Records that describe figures
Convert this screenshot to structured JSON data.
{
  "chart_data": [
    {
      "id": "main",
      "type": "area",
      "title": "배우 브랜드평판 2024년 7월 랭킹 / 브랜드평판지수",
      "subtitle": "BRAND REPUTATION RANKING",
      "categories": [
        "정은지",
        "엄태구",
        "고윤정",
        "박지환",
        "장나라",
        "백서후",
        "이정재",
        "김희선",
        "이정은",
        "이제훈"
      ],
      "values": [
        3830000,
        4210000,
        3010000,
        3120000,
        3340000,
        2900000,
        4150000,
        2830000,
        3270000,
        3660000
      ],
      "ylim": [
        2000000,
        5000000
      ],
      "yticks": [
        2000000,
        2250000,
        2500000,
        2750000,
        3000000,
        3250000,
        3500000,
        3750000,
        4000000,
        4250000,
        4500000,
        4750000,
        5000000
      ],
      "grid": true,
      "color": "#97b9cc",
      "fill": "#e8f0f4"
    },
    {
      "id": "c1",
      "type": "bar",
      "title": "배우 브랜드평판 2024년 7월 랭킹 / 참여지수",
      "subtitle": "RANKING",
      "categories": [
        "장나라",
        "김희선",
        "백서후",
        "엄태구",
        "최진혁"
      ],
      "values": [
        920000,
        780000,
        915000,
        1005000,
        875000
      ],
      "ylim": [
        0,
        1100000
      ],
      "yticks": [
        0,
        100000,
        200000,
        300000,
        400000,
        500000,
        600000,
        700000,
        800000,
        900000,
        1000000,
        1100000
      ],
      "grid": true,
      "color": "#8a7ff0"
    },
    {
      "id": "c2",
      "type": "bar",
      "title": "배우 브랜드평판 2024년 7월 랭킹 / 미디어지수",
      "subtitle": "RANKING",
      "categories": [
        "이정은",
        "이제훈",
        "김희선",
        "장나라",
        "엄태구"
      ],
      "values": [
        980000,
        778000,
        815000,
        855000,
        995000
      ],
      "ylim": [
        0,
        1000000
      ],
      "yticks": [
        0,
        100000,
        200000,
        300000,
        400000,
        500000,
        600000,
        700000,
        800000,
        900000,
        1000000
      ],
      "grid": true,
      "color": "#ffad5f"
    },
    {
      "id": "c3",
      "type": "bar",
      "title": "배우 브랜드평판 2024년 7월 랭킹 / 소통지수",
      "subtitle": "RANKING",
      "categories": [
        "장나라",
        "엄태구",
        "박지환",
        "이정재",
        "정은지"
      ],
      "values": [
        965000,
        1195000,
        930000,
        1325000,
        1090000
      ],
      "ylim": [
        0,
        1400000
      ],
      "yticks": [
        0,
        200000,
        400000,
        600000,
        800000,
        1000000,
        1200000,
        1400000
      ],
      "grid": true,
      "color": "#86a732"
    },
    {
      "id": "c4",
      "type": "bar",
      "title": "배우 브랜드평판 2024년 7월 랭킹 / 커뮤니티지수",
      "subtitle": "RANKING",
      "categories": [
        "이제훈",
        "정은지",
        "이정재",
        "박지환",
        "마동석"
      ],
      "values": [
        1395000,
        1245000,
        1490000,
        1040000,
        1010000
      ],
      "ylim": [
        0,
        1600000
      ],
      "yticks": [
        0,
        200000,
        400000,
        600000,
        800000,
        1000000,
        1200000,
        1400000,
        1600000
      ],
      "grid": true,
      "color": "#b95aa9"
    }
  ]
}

* **Written problem**
Restate the whole of the material exactly.

* **Reply**
Convert this screenshot to structured JSON data.
{
  "chart_data": [
    {
      "id": "main",
      "type": "area",
      "title": "배우 브랜드평판 2024년 7월 랭킹 / 브랜드평판지수",
      "subtitle": "BRAND REPUTATION RANKING",
      "categories": [
        "정은지",
        "엄태구",
        "고윤정",
        "박지환",
        "장나라",
        "백서후",
        "이정재",
        "김희선",
        "이정은",
        "이제훈"
      ],
      "values": [
        3830000,
        4210000,
        3010000,
        3120000,
        3340000,
        2900000,
        4150000,
        2830000,
        3270000,
        3660000
      ],
      "ylim": [
        2000000,
        5000000
      ],
      "yticks": [
        2000000,
        2250000,
        2500000,
        2750000,
        3000000,
        3250000,
        3500000,
        3750000,
        4000000,
        4250000,
        4500000,
        4750000,
        5000000
      ],
      "grid": true,
      "color": "#97b9cc",
      "fill": "#e8f0f4"
    },
    {
      "id": "c1",
      "type": "bar",
      "title": "배우 브랜드평판 2024년 7월 랭킹 / 참여지수",
      "subtitle": "RANKING",
      "categories": [
        "장나라",
        "김희선",
        "백서후",
        "엄태구",
        "최진혁"
      ],
      "values": [
        920000,
        780000,
        915000,
        1005000,
        875000
      ],
      "ylim": [
        0,
        1100000
      ],
      "yticks": [
        0,
        100000,
        200000,
        300000,
        400000,
        500000,
        600000,
        700000,
        800000,
        900000,
        1000000,
        1100000
      ],
      "grid": true,
      "color": "#8a7ff0"
    },
    {
      "id": "c2",
      "type": "bar",
      "title": "배우 브랜드평판 2024년 7월 랭킹 / 미디어지수",
      "subtitle": "RANKING",
      "categories": [
        "이정은",
        "이제훈",
        "김희선",
        "장나라",
        "엄태구"
      ],
      "values": [
        980000,
        778000,
        815000,
        855000,
        995000
      ],
      "ylim": [
        0,
        1000000
      ],
      "yticks": [
        0,
        100000,
        200000,
        300000,
        400000,
        500000,
        600000,
        700000,
        800000,
        900000,
        1000000
      ],
      "grid": true,
      "color": "#ffad5f"
    },
    {
      "id": "c3",
      "type": "bar",
      "title": "배우 브랜드평판 2024년 7월 랭킹 / 소통지수",
      "subtitle": "RANKING",
      "categories": [
        "장나라",
        "엄태구",
        "박지환",
        "이정재",
        "정은지"
      ],
      "values": [
        965000,
        1195000,
        930000,
        1325000,
        1090000
      ],
      "ylim": [
        0,
        1400000
      ],
      "yticks": [
        0,
        200000,
        400000,
        600000,
        800000,
        1000000,
        1200000,
        1400000
      ],
      "grid": true,
      "color": "#86a732"
    },
    {
      "id": "c4",
      "type": "bar",
      "title": "배우 브랜드평판 2024년 7월 랭킹 / 커뮤니티지수",
      "subtitle": "RANKING",
      "categories": [
        "이제훈",
        "정은지",
        "이정재",
        "박지환",
        "마동석"
      ],
      "values": [
        1395000,
        1245000,
        1490000,
        1040000,
        1010000
      ],
      "ylim": [
        0,
        1600000
      ],
      "yticks": [
        0,
        200000,
        400000,
        600000,
        800000,
        1000000,
        1200000,
        1400000,
        1600000
      ],
      "grid": true,
      "color": "#b95aa9"
    }
  ]
}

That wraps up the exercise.